▸ **Request**: Would you quote the material below in full and unchanged?

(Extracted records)
· · · · ·

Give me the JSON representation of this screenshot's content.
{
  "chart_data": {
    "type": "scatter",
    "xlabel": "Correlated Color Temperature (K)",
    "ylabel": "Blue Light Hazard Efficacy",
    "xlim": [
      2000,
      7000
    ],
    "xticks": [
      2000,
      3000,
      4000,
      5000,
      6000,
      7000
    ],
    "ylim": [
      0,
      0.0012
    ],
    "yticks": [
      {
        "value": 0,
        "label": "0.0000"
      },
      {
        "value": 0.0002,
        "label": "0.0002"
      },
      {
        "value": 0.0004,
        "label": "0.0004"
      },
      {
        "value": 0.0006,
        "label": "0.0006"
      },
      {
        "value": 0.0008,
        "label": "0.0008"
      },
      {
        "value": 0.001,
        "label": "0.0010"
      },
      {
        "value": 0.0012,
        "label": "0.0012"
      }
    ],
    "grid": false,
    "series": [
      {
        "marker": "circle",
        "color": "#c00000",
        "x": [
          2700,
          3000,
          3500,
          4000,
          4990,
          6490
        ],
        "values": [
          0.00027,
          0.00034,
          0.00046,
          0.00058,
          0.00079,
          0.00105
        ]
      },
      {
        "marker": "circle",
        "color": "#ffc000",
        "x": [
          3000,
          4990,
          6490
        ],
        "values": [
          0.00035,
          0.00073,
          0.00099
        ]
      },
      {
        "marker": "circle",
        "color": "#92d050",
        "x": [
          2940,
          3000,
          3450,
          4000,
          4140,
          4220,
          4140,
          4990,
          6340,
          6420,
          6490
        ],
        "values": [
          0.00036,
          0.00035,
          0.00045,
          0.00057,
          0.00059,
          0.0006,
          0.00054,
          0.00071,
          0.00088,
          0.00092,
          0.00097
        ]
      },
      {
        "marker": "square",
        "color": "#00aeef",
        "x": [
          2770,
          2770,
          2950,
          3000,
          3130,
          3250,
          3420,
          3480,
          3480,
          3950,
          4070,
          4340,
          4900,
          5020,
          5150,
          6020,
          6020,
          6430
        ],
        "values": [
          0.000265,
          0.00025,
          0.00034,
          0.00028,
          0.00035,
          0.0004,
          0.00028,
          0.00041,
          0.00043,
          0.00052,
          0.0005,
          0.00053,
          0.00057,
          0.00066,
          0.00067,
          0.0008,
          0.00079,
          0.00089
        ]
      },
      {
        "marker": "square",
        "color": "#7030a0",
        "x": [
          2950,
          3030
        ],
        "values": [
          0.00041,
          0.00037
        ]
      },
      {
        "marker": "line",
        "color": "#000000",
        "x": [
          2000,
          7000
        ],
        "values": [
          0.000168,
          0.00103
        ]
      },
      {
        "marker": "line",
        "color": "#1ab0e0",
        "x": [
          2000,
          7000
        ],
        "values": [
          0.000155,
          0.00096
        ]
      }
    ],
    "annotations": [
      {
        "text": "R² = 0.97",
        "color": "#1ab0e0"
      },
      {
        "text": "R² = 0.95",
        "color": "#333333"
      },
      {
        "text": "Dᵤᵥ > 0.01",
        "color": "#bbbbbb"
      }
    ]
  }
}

· · · · ·

▸ **Solution**:
Give me the JSON representation of this screenshot's content.
{
  "chart_data": {
    "type": "scatter",
    "xlabel": "Correlated Color Temperature (K)",
    "ylabel": "Blue Light Hazard Efficacy",
    "xlim": [
      2000,
      7000
    ],
    "xticks": [
      2000,
      3000,
      4000,
      5000,
      6000,
      7000
    ],
    "ylim": [
      0,
      0.0012
    ],
    "yticks": [
      {
        "value": 0,
        "label": "0.0000"
      },
      {
        "value": 0.0002,
        "label": "0.0002"
      },
      {
        "value": 0.0004,
        "label": "0.0004"
      },
      {
        "value": 0.0006,
        "label": "0.0006"
      },
      {
        "value": 0.0008,
        "label": "0.0008"
      },
      {
        "value": 0.001,
        "label": "0.0010"
      },
      {
        "value": 0.0012,
        "label": "0.0012"
      }
    ],
    "grid": false,
    "series": [
      {
        "marker": "circle",
        "color": "#c00000",
        "x": [
          2700,
          3000,
          3500,
          4000,
          4990,
          6490
        ],
        "values": [
          0.00027,
          0.00034,
          0.00046,
          0.00058,
          0.00079,
          0.00105
        ]
      },
      {
        "marker": "circle",
        "color": "#ffc000",
        "x": [
          3000,
          4990,
          6490
        ],
        "values": [
          0.00035,
          0.00073,
          0.00099
        ]
      },
      {
        "marker": "circle",
        "color": "#92d050",
        "x": [
          2940,
          3000,
          3450,
          4000,
          4140,
          4220,
          4140,
          4990,
          6340,
          6420,
          6490
        ],
        "values": [
          0.00036,
          0.00035,
          0.00045,
          0.00057,
          0.00059,
          0.0006,
          0.00054,
          0.00071,
          0.00088,
          0.00092,
          0.00097
        ]
      },
      {
        "marker": "square",
        "color": "#00aeef",
        "x": [
          2770,
          2770,
          2950,
          3000,
          3130,
          3250,
          3420,
          3480,
          3480,
          3950,
          4070,
          4340,
          4900,
          5020,
          5150,
          6020,
          6020,
          6430
        ],
        "values": [
          0.000265,
          0.00025,
          0.00034,
          0.00028,
          0.00035,
          0.0004,
          0.00028,
          0.00041,
          0.00043,
          0.00052,
          0.0005,
          0.00053,
          0.00057,
          0.00066,
          0.00067,
          0.0008,
          0.00079,
          0.00089
        ]
      },
      {
        "marker": "square",
        "color": "#7030a0",
        "x": [
          2950,
          3030
        ],
        "values": [
          0.00041,
          0.00037
        ]
      },
      {
        "marker": "line",
        "color": "#000000",
        "x": [
          2000,
          7000
        ],
        "values": [
          0.000168,
          0.00103
        ]
      },
      {
        "marker": "line",
        "color": "#1ab0e0",
        "x": [
          2000,
          7000
        ],
        "values": [
          0.000155,
          0.00096
        ]
      }
    ],
    "annotations": [
      {
        "text": "R² = 0.97",
        "color": "#1ab0e0"
      },
      {
        "text": "R² = 0.95",
        "color": "#333333"
      },
      {
        "text": "Dᵤᵥ > 0.01",
        "color": "#bbbbbb"
      }
    ]
  }
}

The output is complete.